> [Task details] Keep only the lines that hold the string "accrues", filtering out the rest of the entries below.

> [Supplied records]
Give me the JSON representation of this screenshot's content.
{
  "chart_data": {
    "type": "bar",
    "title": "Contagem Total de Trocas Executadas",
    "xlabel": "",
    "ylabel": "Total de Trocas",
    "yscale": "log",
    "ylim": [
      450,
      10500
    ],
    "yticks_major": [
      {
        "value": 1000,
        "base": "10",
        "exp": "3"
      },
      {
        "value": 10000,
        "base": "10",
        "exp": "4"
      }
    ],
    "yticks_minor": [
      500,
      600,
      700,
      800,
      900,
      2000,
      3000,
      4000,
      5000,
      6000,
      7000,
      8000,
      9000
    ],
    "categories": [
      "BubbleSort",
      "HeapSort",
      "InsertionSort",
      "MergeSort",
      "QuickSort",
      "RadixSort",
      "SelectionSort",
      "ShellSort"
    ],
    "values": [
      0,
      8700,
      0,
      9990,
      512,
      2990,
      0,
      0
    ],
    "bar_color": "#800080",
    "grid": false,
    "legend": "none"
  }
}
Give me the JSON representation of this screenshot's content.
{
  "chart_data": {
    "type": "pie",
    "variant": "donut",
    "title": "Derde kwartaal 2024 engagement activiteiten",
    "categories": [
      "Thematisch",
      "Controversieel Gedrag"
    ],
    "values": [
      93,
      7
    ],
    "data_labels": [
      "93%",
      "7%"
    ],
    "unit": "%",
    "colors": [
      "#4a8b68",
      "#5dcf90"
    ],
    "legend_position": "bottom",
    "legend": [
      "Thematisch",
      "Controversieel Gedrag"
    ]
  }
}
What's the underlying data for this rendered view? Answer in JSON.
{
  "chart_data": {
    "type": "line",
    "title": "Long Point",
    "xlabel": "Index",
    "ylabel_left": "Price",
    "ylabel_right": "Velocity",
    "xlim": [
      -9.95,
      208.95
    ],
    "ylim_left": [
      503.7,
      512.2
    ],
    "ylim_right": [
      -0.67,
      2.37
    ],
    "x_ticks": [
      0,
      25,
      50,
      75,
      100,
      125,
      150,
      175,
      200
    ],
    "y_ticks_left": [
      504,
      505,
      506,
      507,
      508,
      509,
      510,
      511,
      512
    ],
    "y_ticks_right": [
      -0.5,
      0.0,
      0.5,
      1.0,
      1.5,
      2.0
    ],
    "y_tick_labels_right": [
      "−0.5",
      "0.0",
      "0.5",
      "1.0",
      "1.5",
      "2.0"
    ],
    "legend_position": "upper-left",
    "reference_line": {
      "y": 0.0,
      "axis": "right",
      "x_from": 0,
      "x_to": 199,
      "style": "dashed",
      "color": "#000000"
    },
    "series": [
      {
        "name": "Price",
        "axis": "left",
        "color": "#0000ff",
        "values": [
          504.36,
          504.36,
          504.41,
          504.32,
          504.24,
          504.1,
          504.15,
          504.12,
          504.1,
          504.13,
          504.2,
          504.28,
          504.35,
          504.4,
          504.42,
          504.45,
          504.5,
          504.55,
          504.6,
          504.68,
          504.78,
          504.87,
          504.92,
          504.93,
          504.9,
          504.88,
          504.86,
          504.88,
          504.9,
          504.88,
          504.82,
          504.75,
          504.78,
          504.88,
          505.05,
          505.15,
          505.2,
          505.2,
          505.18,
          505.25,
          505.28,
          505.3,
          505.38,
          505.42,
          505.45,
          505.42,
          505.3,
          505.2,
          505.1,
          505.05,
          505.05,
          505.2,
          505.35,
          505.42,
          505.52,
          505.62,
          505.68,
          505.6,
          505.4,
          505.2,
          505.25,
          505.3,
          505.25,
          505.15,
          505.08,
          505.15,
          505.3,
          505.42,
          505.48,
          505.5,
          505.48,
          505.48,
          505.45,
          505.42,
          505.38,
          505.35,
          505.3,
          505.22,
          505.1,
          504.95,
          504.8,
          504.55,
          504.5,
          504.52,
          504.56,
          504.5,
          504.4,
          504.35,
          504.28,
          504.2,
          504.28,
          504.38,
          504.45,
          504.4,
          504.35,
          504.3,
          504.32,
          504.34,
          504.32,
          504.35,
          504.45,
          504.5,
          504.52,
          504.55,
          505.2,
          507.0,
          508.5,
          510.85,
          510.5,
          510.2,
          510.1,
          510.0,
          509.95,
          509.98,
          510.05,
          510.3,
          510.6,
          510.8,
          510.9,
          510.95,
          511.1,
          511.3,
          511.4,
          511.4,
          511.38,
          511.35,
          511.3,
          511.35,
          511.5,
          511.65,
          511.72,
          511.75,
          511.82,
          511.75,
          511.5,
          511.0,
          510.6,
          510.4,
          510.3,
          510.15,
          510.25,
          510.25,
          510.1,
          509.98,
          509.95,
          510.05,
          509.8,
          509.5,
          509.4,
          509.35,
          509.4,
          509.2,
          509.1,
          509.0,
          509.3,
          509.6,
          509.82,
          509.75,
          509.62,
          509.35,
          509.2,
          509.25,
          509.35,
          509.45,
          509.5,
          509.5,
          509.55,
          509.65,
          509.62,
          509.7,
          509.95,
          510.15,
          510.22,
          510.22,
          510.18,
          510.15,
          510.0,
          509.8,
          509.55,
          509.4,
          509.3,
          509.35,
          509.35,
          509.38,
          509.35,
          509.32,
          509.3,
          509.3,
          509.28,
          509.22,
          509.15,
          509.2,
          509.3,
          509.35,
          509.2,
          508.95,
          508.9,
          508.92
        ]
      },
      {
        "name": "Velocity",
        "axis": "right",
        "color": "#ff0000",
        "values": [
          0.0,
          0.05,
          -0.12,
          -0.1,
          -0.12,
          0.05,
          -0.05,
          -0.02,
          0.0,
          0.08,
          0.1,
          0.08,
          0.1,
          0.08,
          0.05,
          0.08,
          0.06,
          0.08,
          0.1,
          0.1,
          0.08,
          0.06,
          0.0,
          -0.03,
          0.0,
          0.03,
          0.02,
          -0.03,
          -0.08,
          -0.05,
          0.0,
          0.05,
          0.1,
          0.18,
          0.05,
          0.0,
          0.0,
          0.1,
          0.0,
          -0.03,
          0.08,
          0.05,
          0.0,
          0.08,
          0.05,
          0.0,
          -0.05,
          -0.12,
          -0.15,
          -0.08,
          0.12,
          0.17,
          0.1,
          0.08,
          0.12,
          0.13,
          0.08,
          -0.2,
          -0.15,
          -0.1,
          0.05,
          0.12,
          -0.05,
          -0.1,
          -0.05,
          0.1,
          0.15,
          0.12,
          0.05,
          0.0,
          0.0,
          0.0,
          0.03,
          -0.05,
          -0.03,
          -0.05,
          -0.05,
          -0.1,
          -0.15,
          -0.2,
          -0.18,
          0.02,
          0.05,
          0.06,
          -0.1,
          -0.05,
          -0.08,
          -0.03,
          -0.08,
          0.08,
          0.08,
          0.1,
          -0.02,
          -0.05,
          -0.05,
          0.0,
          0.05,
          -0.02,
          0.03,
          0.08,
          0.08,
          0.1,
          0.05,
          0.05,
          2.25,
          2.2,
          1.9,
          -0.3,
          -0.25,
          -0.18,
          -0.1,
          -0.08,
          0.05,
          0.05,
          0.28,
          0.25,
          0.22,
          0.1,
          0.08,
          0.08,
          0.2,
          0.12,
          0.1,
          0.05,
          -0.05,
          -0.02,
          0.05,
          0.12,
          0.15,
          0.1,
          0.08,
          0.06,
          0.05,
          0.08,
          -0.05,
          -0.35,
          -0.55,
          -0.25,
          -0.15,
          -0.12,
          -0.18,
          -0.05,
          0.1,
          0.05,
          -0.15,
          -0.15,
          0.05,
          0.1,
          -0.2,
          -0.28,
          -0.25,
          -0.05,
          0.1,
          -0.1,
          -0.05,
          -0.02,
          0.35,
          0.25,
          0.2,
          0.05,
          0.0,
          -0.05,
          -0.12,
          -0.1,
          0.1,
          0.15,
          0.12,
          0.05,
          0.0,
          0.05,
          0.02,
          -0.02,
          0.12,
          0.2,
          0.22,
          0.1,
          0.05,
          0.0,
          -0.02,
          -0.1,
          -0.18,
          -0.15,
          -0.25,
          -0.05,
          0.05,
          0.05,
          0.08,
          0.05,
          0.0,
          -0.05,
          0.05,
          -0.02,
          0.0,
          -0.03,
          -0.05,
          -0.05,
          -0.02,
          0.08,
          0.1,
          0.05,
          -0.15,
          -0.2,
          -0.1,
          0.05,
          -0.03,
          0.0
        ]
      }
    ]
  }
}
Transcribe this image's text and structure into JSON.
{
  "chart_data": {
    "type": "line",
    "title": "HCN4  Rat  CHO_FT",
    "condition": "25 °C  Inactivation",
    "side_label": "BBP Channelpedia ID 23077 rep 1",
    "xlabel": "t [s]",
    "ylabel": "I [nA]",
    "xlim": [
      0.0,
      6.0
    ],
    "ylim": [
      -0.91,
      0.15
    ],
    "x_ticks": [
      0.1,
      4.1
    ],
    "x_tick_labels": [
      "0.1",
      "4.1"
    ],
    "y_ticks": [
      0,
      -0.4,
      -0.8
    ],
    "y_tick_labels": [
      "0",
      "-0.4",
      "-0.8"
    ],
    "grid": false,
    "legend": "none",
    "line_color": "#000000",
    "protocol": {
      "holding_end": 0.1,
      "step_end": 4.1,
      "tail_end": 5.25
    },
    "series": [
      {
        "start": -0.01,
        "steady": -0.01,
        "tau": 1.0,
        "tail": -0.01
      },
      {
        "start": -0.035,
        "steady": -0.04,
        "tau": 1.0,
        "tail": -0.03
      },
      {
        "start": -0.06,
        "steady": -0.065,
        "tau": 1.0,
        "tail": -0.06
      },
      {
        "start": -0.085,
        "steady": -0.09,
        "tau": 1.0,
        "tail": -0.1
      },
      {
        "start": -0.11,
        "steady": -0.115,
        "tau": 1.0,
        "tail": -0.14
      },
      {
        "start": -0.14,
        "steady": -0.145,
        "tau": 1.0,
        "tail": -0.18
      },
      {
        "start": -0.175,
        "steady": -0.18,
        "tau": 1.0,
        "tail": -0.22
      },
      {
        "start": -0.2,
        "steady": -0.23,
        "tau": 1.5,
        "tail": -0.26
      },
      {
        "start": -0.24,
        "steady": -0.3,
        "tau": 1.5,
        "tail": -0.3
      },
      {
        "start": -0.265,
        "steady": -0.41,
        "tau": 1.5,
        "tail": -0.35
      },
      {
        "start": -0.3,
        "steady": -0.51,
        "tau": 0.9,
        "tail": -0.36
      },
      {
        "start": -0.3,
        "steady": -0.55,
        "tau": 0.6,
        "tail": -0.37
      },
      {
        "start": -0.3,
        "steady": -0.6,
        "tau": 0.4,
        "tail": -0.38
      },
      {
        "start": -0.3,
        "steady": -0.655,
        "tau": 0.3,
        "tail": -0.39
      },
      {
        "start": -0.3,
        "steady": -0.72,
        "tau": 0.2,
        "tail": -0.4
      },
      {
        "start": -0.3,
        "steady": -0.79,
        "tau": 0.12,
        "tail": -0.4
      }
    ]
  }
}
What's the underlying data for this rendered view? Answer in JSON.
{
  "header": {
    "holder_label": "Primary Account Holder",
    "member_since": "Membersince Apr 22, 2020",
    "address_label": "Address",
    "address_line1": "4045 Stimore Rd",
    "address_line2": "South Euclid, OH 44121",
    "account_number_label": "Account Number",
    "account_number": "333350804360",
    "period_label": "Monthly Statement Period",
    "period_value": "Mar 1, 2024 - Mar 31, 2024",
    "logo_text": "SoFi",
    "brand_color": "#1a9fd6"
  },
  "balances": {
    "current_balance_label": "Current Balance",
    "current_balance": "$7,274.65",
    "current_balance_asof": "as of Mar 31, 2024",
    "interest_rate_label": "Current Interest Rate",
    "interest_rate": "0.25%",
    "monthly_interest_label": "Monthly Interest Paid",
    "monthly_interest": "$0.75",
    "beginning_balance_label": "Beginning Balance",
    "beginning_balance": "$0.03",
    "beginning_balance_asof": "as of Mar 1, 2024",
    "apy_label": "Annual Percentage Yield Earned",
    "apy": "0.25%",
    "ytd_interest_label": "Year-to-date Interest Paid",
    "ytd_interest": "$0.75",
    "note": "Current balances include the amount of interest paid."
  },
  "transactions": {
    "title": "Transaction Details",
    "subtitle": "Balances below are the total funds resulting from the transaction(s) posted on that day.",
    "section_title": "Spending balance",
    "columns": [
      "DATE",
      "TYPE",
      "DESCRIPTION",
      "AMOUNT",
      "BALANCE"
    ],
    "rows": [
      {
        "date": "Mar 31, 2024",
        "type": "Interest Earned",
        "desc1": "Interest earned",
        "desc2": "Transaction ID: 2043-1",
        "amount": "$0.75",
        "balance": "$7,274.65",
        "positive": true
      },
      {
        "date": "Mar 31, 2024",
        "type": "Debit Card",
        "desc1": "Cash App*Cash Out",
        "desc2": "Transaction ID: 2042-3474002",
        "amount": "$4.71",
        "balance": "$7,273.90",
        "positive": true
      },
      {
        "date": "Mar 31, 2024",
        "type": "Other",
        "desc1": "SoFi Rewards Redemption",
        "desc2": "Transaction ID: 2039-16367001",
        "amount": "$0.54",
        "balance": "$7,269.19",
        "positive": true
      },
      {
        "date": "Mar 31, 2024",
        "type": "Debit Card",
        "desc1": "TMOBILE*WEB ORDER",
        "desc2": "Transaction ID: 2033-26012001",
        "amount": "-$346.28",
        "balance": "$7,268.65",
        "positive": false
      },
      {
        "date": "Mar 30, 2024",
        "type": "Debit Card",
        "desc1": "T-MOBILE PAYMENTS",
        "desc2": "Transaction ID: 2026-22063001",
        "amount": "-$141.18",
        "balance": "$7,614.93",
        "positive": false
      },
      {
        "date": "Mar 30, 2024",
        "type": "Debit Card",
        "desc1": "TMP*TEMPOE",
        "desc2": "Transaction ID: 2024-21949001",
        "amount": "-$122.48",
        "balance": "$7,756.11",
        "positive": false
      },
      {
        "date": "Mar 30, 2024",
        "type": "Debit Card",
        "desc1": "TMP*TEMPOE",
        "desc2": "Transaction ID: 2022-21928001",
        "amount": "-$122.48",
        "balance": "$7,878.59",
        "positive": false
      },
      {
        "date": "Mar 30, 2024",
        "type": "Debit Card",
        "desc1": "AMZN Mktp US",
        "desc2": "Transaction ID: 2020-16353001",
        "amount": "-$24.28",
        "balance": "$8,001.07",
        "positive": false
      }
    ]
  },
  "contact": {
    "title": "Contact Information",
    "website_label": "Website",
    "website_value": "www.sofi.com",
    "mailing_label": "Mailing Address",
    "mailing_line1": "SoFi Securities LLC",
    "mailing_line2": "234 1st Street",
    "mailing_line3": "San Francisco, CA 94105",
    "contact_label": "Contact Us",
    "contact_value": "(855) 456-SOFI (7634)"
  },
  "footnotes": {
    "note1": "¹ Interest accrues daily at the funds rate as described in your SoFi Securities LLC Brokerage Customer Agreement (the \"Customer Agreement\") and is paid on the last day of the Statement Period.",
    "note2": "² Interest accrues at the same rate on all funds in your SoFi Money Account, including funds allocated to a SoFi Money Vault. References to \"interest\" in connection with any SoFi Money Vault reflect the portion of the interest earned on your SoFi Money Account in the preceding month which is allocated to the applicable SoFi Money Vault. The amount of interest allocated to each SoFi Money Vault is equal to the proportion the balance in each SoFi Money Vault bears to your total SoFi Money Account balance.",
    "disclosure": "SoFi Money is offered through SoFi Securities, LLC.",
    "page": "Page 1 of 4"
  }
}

> [Written reply]
    "note1": "¹ Interest accrues daily at the funds rate as described in your SoFi Securities LLC Brokerage Customer Agreement (the \"Customer Agreement\") and is paid on the last day of the Statement Period.",
    "note2": "² Interest accrues at the same rate on all funds in your SoFi Money Account, including funds allocated to a SoFi Money Vault. References to \"interest\" in connection with any SoFi Money Vault reflect the portion of the interest earned on your SoFi Money Account in the preceding month which is allocated to the applicable SoFi Money Vault. The amount of interest allocated to each SoFi Money Vault is equal to the proportion the balance in each SoFi Money Vault bears to your total SoFi Money Account balance.",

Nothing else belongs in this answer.